## Stated exercise
Transcribe the material below exactly as it appears.

## Extracted information
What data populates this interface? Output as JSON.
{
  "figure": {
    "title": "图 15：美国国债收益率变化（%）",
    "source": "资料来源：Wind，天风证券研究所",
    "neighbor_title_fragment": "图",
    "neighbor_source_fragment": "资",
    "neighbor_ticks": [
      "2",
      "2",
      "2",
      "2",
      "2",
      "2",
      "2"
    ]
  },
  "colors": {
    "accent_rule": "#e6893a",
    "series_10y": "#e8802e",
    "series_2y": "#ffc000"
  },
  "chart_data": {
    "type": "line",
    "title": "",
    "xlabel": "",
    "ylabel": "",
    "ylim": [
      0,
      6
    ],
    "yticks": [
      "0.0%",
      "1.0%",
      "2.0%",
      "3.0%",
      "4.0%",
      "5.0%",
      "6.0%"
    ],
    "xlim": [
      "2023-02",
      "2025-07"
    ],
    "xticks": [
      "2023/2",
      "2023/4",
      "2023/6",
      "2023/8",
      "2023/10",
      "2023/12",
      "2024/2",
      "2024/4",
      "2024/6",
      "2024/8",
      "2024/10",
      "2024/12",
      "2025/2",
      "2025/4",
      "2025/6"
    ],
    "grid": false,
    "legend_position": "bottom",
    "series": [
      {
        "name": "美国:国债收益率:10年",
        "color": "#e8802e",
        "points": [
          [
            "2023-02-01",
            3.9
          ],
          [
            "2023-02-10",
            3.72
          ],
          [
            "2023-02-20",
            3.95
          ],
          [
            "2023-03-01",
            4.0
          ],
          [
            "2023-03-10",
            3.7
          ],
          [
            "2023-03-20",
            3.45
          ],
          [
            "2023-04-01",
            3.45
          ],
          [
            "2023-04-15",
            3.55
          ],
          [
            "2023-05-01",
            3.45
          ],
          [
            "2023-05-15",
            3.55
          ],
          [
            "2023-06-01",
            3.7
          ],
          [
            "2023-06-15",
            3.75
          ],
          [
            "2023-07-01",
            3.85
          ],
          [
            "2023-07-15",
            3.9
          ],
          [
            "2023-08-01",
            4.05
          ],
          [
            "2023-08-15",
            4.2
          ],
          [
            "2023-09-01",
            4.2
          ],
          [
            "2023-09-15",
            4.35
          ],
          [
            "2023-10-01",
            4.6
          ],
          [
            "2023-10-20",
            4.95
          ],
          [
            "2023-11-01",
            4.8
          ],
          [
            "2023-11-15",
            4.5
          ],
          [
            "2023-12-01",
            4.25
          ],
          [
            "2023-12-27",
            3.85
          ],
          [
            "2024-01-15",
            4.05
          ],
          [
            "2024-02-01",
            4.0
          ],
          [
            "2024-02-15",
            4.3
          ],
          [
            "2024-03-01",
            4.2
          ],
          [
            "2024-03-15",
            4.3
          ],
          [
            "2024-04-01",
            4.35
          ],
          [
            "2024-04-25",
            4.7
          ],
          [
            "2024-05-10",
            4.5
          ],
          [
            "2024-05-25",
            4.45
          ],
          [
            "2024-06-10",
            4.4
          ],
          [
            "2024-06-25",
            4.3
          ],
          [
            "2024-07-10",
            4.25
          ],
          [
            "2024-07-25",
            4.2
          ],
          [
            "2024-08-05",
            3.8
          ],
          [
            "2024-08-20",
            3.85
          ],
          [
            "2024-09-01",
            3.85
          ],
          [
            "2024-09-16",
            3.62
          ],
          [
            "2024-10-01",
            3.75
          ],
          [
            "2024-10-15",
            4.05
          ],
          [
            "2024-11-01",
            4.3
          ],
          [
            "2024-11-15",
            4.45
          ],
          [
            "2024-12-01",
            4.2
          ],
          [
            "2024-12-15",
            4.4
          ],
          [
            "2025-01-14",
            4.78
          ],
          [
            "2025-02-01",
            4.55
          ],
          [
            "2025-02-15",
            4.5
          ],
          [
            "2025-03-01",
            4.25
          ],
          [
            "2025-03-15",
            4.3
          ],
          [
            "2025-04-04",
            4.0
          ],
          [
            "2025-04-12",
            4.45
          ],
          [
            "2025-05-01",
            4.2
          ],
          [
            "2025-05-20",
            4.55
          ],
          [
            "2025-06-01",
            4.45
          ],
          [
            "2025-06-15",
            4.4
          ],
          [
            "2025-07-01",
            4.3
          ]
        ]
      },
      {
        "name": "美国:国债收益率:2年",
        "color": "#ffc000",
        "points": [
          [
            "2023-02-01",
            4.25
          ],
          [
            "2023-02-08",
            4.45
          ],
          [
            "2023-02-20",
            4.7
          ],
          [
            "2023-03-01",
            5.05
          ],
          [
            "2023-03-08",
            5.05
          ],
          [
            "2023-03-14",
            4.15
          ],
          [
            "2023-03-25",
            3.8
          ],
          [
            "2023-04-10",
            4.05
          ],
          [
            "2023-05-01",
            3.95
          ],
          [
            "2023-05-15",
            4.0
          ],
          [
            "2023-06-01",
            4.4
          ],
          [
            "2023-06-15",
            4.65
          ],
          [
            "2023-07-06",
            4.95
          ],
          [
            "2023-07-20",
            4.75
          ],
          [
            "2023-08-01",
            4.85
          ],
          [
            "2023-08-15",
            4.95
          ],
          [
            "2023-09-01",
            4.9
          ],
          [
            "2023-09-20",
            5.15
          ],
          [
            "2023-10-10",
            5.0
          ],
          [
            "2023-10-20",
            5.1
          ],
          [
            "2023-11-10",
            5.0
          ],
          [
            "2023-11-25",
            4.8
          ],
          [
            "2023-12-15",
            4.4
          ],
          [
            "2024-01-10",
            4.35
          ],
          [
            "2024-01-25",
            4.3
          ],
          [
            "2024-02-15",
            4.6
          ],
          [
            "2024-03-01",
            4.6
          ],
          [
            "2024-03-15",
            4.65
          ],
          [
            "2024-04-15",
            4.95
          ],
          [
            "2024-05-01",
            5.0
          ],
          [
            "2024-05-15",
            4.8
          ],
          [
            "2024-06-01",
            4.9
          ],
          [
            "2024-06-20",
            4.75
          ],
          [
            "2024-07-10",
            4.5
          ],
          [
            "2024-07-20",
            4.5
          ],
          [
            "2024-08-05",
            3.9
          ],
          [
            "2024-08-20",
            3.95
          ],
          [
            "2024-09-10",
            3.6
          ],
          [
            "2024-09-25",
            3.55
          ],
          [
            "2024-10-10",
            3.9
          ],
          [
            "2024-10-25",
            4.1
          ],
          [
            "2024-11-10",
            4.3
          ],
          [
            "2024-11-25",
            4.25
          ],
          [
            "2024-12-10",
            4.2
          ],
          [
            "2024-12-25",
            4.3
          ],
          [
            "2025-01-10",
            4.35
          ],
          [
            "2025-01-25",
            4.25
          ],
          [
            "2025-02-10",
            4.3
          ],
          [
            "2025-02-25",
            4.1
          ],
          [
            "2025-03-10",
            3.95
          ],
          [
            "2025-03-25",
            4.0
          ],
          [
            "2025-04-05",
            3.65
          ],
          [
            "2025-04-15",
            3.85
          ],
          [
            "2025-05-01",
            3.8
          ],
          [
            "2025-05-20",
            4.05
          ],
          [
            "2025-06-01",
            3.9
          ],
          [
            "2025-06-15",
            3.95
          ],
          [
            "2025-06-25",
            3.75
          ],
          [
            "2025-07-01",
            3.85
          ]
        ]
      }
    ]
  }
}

## Solution for this task
What data populates this interface? Output as JSON.
{
  "figure": {
    "title": "图 15：美国国债收益率变化（%）",
    "source": "资料来源：Wind，天风证券研究所",
    "neighbor_title_fragment": "图",
    "neighbor_source_fragment": "资",
    "neighbor_ticks": [
      "2",
      "2",
      "2",
      "2",
      "2",
      "2",
      "2"
    ]
  },
  "colors": {
    "accent_rule": "#e6893a",
    "series_10y": "#e8802e",
    "series_2y": "#ffc000"
  },
  "chart_data": {
    "type": "line",
    "title": "",
    "xlabel": "",
    "ylabel": "",
    "ylim": [
      0,
      6
    ],
    "yticks": [
      "0.0%",
      "1.0%",
      "2.0%",
      "3.0%",
      "4.0%",
      "5.0%",
      "6.0%"
    ],
    "xlim": [
      "2023-02",
      "2025-07"
    ],
    "xticks": [
      "2023/2",
      "2023/4",
      "2023/6",
      "2023/8",
      "2023/10",
      "2023/12",
      "2024/2",
      "2024/4",
      "2024/6",
      "2024/8",
      "2024/10",
      "2024/12",
      "2025/2",
      "2025/4",
      "2025/6"
    ],
    "grid": false,
    "legend_position": "bottom",
    "series": [
      {
        "name": "美国:国债收益率:10年",
        "color": "#e8802e",
        "points": [
          [
            "2023-02-01",
            3.9
          ],
          [
            "2023-02-10",
            3.72
          ],
          [
            "2023-02-20",
            3.95
          ],
          [
            "2023-03-01",
            4.0
          ],
          [
            "2023-03-10",
            3.7
          ],
          [
            "2023-03-20",
            3.45
          ],
          [
            "2023-04-01",
            3.45
          ],
          [
            "2023-04-15",
            3.55
          ],
          [
            "2023-05-01",
            3.45
          ],
          [
            "2023-05-15",
            3.55
          ],
          [
            "2023-06-01",
            3.7
          ],
          [
            "2023-06-15",
            3.75
          ],
          [
            "2023-07-01",
            3.85
          ],
          [
            "2023-07-15",
            3.9
          ],
          [
            "2023-08-01",
            4.05
          ],
          [
            "2023-08-15",
            4.2
          ],
          [
            "2023-09-01",
            4.2
          ],
          [
            "2023-09-15",
            4.35
          ],
          [
            "2023-10-01",
            4.6
          ],
          [
            "2023-10-20",
            4.95
          ],
          [
            "2023-11-01",
            4.8
          ],
          [
            "2023-11-15",
            4.5
          ],
          [
            "2023-12-01",
            4.25
          ],
          [
            "2023-12-27",
            3.85
          ],
          [
            "2024-01-15",
            4.05
          ],
          [
            "2024-02-01",
            4.0
          ],
          [
            "2024-02-15",
            4.3
          ],
          [
            "2024-03-01",
            4.2
          ],
          [
            "2024-03-15",
            4.3
          ],
          [
            "2024-04-01",
            4.35
          ],
          [
            "2024-04-25",
            4.7
          ],
          [
            "2024-05-10",
            4.5
          ],
          [
            "2024-05-25",
            4.45
          ],
          [
            "2024-06-10",
            4.4
          ],
          [
            "2024-06-25",
            4.3
          ],
          [
            "2024-07-10",
            4.25
          ],
          [
            "2024-07-25",
            4.2
          ],
          [
            "2024-08-05",
            3.8
          ],
          [
            "2024-08-20",
            3.85
          ],
          [
            "2024-09-01",
            3.85
          ],
          [
            "2024-09-16",
            3.62
          ],
          [
            "2024-10-01",
            3.75
          ],
          [
            "2024-10-15",
            4.05
          ],
          [
            "2024-11-01",
            4.3
          ],
          [
            "2024-11-15",
            4.45
          ],
          [
            "2024-12-01",
            4.2
          ],
          [
            "2024-12-15",
            4.4
          ],
          [
            "2025-01-14",
            4.78
          ],
          [
            "2025-02-01",
            4.55
          ],
          [
            "2025-02-15",
            4.5
          ],
          [
            "2025-03-01",
            4.25
          ],
          [
            "2025-03-15",
            4.3
          ],
          [
            "2025-04-04",
            4.0
          ],
          [
            "2025-04-12",
            4.45
          ],
          [
            "2025-05-01",
            4.2
          ],
          [
            "2025-05-20",
            4.55
          ],
          [
            "2025-06-01",
            4.45
          ],
          [
            "2025-06-15",
            4.4
          ],
          [
            "2025-07-01",
            4.3
          ]
        ]
      },
      {
        "name": "美国:国债收益率:2年",
        "color": "#ffc000",
        "points": [
          [
            "2023-02-01",
            4.25
          ],
          [
            "2023-02-08",
            4.45
          ],
          [
            "2023-02-20",
            4.7
          ],
          [
            "2023-03-01",
            5.05
          ],
          [
            "2023-03-08",
            5.05
          ],
          [
            "2023-03-14",
            4.15
          ],
          [
            "2023-03-25",
            3.8
          ],
          [
            "2023-04-10",
            4.05
          ],
          [
            "2023-05-01",
            3.95
          ],
          [
            "2023-05-15",
            4.0
          ],
          [
            "2023-06-01",
            4.4
          ],
          [
            "2023-06-15",
            4.65
          ],
          [
            "2023-07-06",
            4.95
          ],
          [
            "2023-07-20",
            4.75
          ],
          [
            "2023-08-01",
            4.85
          ],
          [
            "2023-08-15",
            4.95
          ],
          [
            "2023-09-01",
            4.9
          ],
          [
            "2023-09-20",
            5.15
          ],
          [
            "2023-10-10",
            5.0
          ],
          [
            "2023-10-20",
            5.1
          ],
          [
            "2023-11-10",
            5.0
          ],
          [
            "2023-11-25",
            4.8
          ],
          [
            "2023-12-15",
            4.4
          ],
          [
            "2024-01-10",
            4.35
          ],
          [
            "2024-01-25",
            4.3
          ],
          [
            "2024-02-15",
            4.6
          ],
          [
            "2024-03-01",
            4.6
          ],
          [
            "2024-03-15",
            4.65
          ],
          [
            "2024-04-15",
            4.95
          ],
          [
            "2024-05-01",
            5.0
          ],
          [
            "2024-05-15",
            4.8
          ],
          [
            "2024-06-01",
            4.9
          ],
          [
            "2024-06-20",
            4.75
          ],
          [
            "2024-07-10",
            4.5
          ],
          [
            "2024-07-20",
            4.5
          ],
          [
            "2024-08-05",
            3.9
          ],
          [
            "2024-08-20",
            3.95
          ],
          [
            "2024-09-10",
            3.6
          ],
          [
            "2024-09-25",
            3.55
          ],
          [
            "2024-10-10",
            3.9
          ],
          [
            "2024-10-25",
            4.1
          ],
          [
            "2024-11-10",
            4.3
          ],
          [
            "2024-11-25",
            4.25
          ],
          [
            "2024-12-10",
            4.2
          ],
          [
            "2024-12-25",
            4.3
          ],
          [
            "2025-01-10",
            4.35
          ],
          [
            "2025-01-25",
            4.25
          ],
          [
            "2025-02-10",
            4.3
          ],
          [
            "2025-02-25",
            4.1
          ],
          [
            "2025-03-10",
            3.95
          ],
          [
            "2025-03-25",
            4.0
          ],
          [
            "2025-04-05",
            3.65
          ],
          [
            "2025-04-15",
            3.85
          ],
          [
            "2025-05-01",
            3.8
          ],
          [
            "2025-05-20",
            4.05
          ],
          [
            "2025-06-01",
            3.9
          ],
          [
            "2025-06-15",
            3.95
          ],
          [
            "2025-06-25",
            3.75
          ],
          [
            "2025-07-01",
            3.85
          ]
        ]
      }
    ]
  }
}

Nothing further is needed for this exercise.